**Task prompt**. Check the listing below line by line and report how many lines hold "modular", with no other words.

[Data entries]
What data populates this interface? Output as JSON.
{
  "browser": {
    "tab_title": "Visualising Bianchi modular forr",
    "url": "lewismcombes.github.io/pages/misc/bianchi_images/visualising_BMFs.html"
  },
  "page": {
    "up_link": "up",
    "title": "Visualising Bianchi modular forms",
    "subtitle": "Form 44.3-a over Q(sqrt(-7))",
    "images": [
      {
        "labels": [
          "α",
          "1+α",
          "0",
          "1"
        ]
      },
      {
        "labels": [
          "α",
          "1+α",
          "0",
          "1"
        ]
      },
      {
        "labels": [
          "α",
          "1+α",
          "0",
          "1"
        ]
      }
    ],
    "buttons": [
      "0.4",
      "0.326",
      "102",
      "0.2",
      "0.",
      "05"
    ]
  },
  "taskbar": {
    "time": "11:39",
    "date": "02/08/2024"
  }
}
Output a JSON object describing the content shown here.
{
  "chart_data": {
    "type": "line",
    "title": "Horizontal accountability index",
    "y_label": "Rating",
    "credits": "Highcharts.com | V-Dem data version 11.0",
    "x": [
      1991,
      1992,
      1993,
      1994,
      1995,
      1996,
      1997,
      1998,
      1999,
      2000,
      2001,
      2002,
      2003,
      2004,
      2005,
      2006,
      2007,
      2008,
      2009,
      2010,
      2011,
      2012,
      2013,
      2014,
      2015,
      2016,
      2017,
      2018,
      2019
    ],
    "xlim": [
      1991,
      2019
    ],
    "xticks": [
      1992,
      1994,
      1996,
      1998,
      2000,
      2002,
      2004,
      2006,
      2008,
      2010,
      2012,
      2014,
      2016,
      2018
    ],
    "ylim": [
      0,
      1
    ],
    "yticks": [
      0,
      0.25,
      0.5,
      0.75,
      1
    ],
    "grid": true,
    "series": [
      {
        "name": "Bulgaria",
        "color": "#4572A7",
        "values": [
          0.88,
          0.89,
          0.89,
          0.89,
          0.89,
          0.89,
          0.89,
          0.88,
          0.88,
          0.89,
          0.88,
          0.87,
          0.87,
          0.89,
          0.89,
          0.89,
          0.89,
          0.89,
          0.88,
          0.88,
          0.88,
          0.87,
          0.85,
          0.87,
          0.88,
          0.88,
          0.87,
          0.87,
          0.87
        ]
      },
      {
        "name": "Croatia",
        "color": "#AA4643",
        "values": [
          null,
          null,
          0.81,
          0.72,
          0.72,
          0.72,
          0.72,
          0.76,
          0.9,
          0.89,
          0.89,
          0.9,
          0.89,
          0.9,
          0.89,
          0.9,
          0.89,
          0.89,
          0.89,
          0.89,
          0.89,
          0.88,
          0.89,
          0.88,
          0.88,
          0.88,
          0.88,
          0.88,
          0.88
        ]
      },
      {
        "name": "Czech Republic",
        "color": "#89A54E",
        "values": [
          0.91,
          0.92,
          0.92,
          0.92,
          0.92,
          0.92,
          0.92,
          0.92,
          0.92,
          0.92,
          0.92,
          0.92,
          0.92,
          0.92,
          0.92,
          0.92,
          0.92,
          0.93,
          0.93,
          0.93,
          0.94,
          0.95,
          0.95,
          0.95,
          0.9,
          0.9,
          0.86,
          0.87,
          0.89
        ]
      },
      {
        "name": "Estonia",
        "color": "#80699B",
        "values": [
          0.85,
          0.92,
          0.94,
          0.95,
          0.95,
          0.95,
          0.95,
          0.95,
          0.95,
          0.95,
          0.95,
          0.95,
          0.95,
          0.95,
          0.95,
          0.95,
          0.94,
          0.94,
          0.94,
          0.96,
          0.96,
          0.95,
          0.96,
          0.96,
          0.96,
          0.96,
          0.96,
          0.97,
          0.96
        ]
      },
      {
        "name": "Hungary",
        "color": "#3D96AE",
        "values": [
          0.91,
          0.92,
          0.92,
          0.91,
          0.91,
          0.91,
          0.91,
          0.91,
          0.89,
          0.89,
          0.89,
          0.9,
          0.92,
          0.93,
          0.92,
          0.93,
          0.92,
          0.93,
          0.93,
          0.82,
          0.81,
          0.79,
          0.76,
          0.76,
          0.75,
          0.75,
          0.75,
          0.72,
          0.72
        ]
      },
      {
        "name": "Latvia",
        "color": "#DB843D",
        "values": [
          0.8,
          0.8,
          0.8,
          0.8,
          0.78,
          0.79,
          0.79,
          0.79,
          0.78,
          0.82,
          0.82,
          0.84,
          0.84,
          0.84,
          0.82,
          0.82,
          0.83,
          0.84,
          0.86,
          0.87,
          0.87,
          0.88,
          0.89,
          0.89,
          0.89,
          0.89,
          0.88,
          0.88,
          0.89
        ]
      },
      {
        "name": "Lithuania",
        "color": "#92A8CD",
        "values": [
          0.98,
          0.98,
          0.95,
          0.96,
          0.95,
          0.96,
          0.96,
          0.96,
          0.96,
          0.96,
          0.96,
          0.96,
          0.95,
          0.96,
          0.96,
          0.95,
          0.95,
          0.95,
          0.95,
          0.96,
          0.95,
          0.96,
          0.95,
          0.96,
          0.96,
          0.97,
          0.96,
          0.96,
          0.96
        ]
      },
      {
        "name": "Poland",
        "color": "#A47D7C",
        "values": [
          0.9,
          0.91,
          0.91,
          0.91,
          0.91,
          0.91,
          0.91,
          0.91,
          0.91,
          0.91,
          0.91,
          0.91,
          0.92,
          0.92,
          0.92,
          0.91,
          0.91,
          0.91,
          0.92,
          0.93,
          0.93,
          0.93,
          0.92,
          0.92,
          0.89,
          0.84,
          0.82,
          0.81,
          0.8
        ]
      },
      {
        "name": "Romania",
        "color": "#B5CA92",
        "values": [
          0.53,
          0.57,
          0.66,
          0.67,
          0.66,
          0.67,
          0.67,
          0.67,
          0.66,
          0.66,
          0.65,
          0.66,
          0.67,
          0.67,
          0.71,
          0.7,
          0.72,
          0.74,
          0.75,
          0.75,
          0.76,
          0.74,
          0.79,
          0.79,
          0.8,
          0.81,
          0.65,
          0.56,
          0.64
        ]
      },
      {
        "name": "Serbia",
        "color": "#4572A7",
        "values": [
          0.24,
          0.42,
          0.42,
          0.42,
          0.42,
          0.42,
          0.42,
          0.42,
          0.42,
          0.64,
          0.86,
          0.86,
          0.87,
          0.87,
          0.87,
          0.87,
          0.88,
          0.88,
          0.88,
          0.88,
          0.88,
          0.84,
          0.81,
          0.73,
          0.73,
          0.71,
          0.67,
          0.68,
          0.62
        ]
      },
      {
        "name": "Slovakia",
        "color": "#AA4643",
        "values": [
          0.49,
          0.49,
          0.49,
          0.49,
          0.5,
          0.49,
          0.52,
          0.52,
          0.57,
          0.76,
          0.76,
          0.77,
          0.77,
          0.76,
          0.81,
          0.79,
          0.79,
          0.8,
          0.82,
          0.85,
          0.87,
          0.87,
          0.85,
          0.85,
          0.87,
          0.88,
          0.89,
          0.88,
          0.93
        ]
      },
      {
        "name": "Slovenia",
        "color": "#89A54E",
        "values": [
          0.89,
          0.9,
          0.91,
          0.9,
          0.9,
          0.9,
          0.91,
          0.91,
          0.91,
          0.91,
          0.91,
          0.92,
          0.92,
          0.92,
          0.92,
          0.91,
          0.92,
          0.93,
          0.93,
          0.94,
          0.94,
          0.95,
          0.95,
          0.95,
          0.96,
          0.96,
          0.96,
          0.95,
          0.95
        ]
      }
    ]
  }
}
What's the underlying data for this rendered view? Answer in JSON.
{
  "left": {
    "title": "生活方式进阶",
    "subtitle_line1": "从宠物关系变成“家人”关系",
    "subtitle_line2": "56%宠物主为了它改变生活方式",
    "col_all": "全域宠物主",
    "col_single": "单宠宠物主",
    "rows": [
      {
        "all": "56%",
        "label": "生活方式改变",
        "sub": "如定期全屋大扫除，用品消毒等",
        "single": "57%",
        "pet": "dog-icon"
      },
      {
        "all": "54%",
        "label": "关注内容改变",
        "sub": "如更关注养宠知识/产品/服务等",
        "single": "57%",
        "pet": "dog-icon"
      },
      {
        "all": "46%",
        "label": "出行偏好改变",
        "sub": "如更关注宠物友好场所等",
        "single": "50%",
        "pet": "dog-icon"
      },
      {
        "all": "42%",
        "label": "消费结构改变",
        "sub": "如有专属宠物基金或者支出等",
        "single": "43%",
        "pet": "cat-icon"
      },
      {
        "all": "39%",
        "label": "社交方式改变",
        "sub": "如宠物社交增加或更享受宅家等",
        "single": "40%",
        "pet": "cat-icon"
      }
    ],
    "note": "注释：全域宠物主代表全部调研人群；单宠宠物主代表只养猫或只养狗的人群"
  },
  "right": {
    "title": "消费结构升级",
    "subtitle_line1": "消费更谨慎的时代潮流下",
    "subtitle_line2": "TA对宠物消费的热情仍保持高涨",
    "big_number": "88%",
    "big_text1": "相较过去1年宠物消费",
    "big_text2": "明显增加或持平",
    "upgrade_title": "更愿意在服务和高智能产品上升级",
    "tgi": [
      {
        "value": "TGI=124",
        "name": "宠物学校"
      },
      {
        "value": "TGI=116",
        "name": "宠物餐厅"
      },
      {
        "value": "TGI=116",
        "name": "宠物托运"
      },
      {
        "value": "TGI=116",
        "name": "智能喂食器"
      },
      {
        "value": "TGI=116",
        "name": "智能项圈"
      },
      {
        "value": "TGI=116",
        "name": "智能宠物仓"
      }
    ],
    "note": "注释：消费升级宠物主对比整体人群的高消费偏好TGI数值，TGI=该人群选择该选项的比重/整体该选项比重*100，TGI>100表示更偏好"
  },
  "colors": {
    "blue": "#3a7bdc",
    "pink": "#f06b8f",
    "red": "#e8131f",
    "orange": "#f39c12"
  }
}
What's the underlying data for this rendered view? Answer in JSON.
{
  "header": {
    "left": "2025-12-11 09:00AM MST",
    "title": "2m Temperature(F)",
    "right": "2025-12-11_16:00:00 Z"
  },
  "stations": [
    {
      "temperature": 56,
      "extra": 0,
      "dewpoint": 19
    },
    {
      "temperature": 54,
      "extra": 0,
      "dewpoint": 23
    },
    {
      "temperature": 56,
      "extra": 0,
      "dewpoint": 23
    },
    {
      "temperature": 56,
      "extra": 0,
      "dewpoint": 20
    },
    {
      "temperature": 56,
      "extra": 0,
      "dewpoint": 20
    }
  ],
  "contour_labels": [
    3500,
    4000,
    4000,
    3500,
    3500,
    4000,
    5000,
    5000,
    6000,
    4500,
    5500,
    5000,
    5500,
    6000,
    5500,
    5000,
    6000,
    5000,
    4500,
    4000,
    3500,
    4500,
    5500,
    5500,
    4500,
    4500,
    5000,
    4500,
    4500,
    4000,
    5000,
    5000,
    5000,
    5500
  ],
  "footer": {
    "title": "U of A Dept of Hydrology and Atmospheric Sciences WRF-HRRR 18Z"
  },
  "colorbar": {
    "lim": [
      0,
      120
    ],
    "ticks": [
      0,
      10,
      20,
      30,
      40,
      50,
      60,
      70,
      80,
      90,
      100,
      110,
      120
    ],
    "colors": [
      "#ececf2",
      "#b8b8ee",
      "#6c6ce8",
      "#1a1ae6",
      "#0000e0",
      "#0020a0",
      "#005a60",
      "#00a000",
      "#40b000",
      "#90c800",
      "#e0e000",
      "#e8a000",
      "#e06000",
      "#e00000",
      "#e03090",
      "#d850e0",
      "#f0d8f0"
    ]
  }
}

**Written response**. 2